*DOCUMENT PASSAGE:*
Heating of microelectro-mechanical components is typically performed by exposing the component to a heated, temperature-controlled environment such as provided by a convection oven or infrared heater. The component is cycled through a defined time-temperature profile, depending on the purpose of the heat treatment. For example, electroplated nickel (Ni) and nickel alloy coatings may be annealed for stress relief at 700° C. for one to two hours. Generally, a given result may be achieved faster at higher treatment temperatures, within certain limits that are known in the art, or that may be discovered by experimentation.
The present invention provides for heat-treatment of micro-electro-mechanical components by exposing the components to an oscillating electromagnetic field. Because the components are of relatively low mass, effective component heating may be achieved at relatively low power levels. As an example, the frequency of the electromagnetic field may be tuned between about 10 MHz–15 MHz as necessary to resonate with the field generator circuit, including the load created by the article to be heated. The foregoing frequency range is not, however, limiting, and other frequencies outside this range may be used. For typical microelectro-mechanical components, the load is very small or negligible. The circuit capacitance (“tank capacitance”) is then manually adjusted to match the impedance between the power supply and the circuit.
In an embodiment of the invention, a plurality of microelectronic spring elements are mounted on a non-metallic, non-magnetic substrate, such as a ceramic substrate. Such a configuration may be used, for example, in interposers and contactors. The substrate comprises a relatively thin plate that is suspended between and parallel to plates of a electromagnetic field generator circuit. The field generator plates are parallel to one another and extend beyond the periphery of the substrate. Accordingly, a generally uniform electromagnetic field is generated between the parts through the substrate carrying the springs to be heated.
In another embodiment, a thin planar substrate is placed inside the arms of a hairpin coil. The hairpin coil is then scanned over the surface of the substrate, heating the microelectronic springs under the arms of the coil in turn.
In another embodiment of the invention, the energy from the electromagnetic field is used for soldering or brazing components of a microelectronic spring.
In another embodiment of the invention, a selective heating effect provided by the inductive heating method is enhanced by constructing the materials to be heated (and/or adjacent materials) from a ferromagnetic material. One useful ferromagnetic material for microelectronic spring contact applications is a nickel-cobalt alloy. The nickel cobalt alloy provides strength and resiliency for the spring contact, and may be heated more rapidly than adjacent non-ferromagnetic components by an oscillating electromagnetic field.
A more complete understanding of the method and system for inductive heating of microelectronic components will be afforded to those skilled in the art, as well as a realization of additional advantages and objects thereof, by a consideration of the following detailed description of the preferred embodiment. Reference will be made to the appended sheets of drawings which will first be described briefly.
The present invention provides a method for heating a plurality of microelectronic structures attached to a non-metallic substrate, that overcomes the limitations of prior art heating methods for such articles. In the detailed description that follows, like element numerals are used to indicate like elements that appear in one or more of the figures.

(Spatial annotation records)
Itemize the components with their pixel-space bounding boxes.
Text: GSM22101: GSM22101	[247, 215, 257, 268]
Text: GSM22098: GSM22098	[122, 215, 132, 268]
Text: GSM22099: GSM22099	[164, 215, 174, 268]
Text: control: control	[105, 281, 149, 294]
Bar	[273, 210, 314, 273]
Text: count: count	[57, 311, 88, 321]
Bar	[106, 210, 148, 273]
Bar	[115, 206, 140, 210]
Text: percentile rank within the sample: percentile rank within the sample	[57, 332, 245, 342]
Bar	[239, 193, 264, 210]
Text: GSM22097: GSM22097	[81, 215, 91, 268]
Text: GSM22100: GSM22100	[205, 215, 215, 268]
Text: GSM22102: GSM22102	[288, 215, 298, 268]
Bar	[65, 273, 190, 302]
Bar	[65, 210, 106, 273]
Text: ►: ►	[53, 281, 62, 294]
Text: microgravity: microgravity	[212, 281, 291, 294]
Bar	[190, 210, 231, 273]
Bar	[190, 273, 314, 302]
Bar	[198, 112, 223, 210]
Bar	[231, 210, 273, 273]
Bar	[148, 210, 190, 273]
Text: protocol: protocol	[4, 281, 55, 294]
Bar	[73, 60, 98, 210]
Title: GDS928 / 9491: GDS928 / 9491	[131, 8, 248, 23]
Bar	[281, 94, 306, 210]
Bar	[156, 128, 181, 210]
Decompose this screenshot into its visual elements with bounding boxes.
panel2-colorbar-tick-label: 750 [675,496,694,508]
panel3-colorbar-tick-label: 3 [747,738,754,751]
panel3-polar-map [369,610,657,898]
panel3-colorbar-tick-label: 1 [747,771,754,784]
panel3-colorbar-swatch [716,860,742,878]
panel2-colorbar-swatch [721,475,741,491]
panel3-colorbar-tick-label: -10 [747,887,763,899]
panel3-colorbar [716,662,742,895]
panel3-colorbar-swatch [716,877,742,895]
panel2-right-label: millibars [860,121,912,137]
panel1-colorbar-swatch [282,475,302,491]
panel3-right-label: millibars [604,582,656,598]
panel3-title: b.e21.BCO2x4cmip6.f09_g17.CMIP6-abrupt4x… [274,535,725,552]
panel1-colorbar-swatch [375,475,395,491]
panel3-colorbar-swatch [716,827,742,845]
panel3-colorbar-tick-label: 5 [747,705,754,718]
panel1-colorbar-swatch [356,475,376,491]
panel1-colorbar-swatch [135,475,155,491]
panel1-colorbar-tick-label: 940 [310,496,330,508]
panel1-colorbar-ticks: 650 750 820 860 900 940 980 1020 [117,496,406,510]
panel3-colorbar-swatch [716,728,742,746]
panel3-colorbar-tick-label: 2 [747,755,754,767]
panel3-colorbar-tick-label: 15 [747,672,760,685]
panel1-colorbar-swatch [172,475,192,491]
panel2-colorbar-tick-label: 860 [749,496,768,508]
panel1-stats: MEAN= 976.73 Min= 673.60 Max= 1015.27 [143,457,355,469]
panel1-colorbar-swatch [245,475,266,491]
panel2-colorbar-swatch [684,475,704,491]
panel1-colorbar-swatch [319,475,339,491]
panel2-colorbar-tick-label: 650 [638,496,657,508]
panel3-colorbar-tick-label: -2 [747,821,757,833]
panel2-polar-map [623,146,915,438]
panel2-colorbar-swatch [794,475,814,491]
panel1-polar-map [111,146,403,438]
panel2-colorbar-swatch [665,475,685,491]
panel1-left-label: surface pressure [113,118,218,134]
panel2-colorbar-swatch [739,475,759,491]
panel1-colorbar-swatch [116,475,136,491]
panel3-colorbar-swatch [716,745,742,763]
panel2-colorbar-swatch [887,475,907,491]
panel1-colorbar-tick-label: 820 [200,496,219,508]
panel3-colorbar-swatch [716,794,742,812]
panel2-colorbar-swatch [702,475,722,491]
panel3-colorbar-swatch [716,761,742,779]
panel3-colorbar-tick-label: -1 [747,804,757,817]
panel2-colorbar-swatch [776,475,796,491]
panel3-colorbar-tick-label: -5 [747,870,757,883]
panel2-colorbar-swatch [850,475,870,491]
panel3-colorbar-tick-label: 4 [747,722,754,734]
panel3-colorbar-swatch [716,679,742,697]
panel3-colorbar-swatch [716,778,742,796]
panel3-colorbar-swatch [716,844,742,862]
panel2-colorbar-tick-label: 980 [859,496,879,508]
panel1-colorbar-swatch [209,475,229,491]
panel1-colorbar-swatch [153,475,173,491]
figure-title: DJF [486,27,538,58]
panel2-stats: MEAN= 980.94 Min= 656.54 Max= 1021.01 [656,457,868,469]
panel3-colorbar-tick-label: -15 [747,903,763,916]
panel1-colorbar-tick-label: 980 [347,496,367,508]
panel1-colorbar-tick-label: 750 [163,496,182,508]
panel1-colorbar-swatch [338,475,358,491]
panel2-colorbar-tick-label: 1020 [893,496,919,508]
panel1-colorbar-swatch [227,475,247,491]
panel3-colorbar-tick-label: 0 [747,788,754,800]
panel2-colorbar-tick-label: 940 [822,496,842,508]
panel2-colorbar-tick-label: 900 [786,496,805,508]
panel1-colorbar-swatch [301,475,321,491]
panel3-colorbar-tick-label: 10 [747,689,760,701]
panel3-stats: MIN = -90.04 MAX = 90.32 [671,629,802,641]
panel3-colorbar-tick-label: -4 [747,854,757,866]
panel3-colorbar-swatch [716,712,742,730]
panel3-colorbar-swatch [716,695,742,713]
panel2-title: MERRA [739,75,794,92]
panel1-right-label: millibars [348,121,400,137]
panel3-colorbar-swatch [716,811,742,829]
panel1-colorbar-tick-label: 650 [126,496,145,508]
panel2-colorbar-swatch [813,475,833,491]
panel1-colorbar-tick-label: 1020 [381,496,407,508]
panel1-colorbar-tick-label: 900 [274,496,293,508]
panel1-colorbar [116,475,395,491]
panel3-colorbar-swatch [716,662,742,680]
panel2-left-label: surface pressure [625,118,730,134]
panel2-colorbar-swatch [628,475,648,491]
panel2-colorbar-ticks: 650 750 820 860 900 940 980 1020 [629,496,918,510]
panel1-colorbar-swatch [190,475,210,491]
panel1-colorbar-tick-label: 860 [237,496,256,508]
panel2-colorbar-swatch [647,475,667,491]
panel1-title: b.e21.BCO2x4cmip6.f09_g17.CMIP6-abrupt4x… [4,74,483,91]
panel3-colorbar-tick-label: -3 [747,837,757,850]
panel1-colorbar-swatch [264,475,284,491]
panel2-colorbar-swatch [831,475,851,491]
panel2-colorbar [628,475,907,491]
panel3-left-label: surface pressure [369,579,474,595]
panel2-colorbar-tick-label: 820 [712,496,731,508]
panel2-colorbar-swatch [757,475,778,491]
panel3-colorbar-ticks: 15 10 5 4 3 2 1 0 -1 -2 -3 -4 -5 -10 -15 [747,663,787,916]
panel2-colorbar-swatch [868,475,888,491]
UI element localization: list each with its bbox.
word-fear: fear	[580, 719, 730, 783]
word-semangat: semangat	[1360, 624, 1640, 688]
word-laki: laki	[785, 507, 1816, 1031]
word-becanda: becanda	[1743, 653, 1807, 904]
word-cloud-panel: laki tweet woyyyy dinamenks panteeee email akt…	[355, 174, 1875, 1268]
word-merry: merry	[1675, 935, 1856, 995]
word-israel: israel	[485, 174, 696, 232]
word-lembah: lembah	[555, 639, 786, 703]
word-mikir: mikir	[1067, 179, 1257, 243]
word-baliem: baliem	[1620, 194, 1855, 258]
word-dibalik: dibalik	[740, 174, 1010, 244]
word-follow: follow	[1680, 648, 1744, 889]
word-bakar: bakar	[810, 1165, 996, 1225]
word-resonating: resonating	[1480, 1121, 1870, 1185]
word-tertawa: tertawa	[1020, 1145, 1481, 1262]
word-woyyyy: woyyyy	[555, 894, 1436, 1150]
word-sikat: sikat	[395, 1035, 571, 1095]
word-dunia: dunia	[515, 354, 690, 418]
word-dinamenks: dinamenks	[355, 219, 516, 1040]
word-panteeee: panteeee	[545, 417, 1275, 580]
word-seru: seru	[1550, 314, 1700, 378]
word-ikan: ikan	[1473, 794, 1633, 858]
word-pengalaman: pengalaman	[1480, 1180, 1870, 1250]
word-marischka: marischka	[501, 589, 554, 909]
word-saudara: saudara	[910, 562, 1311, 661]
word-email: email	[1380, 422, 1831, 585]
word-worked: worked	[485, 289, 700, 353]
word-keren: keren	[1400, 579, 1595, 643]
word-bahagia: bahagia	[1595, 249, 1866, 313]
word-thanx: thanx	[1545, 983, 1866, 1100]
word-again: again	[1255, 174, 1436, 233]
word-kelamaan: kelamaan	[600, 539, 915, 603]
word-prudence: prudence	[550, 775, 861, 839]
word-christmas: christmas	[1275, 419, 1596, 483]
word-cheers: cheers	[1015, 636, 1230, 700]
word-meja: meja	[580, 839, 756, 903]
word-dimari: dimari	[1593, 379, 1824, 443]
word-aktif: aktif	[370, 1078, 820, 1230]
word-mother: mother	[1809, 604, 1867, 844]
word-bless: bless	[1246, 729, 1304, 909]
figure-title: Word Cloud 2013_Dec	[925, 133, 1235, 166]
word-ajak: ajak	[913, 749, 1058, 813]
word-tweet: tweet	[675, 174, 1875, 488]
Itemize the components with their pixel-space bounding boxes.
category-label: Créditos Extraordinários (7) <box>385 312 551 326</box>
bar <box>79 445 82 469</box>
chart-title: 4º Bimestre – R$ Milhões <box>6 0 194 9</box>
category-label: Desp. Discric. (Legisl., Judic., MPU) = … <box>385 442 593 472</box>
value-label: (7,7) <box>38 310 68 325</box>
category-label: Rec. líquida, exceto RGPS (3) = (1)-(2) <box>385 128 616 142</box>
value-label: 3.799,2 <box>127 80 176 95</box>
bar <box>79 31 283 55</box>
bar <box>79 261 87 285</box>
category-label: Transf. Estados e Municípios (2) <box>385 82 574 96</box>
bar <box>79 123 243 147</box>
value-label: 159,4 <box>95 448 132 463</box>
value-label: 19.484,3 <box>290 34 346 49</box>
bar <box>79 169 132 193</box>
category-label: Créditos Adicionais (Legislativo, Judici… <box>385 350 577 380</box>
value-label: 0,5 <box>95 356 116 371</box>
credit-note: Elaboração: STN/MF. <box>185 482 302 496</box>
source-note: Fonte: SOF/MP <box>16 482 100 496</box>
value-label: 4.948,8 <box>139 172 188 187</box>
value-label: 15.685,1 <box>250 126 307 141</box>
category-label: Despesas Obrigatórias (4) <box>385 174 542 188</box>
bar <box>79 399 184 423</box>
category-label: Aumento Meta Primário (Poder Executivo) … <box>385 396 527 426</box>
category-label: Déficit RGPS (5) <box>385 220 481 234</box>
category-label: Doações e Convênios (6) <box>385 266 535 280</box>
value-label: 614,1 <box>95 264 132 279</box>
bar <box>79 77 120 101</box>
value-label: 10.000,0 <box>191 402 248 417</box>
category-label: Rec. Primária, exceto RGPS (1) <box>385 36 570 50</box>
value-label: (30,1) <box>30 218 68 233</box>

*EXERCISE TASK A:* From the inductive heating passage, list each embodiment of the invention it describes, one line apiece.
*EXERCISE TASK B:*
Answer these from the inductive heating passage:
(i) At what temperature and for how long may electroplated nickel and nickel alloy coatings be annealed for stress relief?
(ii) What example frequency range is given for the electromagnetic field?
(iii) Which ferromagnetic material is named as useful for microelectronic spring contact applications?
*EXERCISE TASK C:* Transcribe the inductive heating passage starting at the words "In another embodiment, a" and stopping after "a microelectronic spring.".

*EXERCISE RESULT A:*
Microelectronic spring elements are mounted on a non-metallic, non-magnetic substrate, such as ceramic, suspended between and parallel to the plates of an electromagnetic field generator circuit.
A thin planar substrate is placed inside the arms of a hairpin coil, which is then scanned over the substrate surface.
The energy from the electromagnetic field is used for soldering or brazing components of a microelectronic spring.
The materials to be heated (and/or adjacent materials) are made from a ferromagnetic material to enhance the selective heating effect.

*EXERCISE RESULT B:*
(i) At 700° C. for one to two hours.
(ii) Between about 10 MHz and 15 MHz.
(iii) A nickel-cobalt alloy.

*EXERCISE RESULT C:*
In another embodiment, a thin planar substrate is placed inside the arms of a hairpin coil. The hairpin coil is then scanned over the surface of the substrate, heating the microelectronic springs under the arms of the coil in turn.
In another embodiment of the invention, the energy from the electromagnetic field is used for soldering or brazing components of a microelectronic spring.